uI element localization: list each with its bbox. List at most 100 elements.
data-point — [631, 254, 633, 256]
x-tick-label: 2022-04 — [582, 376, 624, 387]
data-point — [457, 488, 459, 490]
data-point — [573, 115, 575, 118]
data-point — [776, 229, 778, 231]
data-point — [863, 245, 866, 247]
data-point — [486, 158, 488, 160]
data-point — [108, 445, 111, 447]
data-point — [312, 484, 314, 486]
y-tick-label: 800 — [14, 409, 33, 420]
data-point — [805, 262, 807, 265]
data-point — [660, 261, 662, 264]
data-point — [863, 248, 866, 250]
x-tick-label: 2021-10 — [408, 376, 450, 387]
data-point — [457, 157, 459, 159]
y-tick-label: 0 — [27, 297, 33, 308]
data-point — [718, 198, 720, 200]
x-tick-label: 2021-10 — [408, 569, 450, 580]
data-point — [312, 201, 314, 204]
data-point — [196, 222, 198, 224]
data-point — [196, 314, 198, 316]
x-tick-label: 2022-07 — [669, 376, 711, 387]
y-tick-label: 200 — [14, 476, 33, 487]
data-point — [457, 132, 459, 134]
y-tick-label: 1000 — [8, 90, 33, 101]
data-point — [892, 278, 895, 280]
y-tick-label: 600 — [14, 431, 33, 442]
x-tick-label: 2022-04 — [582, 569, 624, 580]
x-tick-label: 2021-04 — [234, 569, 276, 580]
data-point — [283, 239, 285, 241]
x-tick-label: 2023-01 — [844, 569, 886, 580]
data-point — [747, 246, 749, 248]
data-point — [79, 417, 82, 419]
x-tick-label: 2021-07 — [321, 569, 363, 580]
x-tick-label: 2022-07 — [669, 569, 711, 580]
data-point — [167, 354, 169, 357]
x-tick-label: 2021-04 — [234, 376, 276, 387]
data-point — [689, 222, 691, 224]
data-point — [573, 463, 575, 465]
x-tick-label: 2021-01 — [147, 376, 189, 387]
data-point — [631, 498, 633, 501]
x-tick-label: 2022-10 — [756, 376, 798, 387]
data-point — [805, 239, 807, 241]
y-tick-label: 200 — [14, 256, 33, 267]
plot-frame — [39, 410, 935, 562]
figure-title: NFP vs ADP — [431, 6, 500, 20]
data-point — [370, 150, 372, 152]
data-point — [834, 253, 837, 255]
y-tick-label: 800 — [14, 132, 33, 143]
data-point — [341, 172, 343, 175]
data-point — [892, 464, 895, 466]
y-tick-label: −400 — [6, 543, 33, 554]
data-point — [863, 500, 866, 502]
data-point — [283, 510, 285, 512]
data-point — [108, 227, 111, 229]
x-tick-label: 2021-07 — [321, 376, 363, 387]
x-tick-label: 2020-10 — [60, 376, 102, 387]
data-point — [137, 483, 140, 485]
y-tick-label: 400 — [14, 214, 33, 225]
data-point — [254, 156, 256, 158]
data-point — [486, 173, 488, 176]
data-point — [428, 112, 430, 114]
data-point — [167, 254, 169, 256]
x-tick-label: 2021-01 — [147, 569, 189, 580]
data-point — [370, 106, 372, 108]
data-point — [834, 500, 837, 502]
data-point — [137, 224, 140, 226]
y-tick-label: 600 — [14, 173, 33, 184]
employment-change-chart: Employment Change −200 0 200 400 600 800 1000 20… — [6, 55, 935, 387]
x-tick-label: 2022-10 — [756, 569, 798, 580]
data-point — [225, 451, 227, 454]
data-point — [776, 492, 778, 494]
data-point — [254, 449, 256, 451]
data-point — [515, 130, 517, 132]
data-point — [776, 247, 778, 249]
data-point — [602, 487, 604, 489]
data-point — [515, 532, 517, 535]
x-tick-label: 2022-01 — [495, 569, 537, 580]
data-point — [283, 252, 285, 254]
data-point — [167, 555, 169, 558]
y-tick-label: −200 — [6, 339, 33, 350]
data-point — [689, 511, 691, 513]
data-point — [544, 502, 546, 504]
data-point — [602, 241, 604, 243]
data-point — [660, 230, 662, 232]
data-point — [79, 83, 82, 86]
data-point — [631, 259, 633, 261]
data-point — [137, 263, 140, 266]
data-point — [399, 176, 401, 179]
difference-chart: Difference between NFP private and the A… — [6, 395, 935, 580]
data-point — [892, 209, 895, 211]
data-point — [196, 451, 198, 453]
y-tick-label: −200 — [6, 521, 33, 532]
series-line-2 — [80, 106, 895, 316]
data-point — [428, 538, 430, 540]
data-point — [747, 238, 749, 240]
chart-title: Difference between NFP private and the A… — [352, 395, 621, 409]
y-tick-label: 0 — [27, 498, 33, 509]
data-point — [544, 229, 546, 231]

-.-.-

> _GIVEN EXERCISE_
Reproduce every line of the listing verbatim, from its first line through the line containing "data-point — [660, 261, 662, 264]", with both ends included.

> _REPLY TO THE TASK_
uI element localization: list each with its bbox. List at most 100 elements.
data-point — [631, 254, 633, 256]
x-tick-label: 2022-04 — [582, 376, 624, 387]
data-point — [457, 488, 459, 490]
data-point — [573, 115, 575, 118]
data-point — [776, 229, 778, 231]
data-point — [863, 245, 866, 247]
data-point — [486, 158, 488, 160]
data-point — [108, 445, 111, 447]
data-point — [312, 484, 314, 486]
y-tick-label: 800 — [14, 409, 33, 420]
data-point — [805, 262, 807, 265]
data-point — [660, 261, 662, 264]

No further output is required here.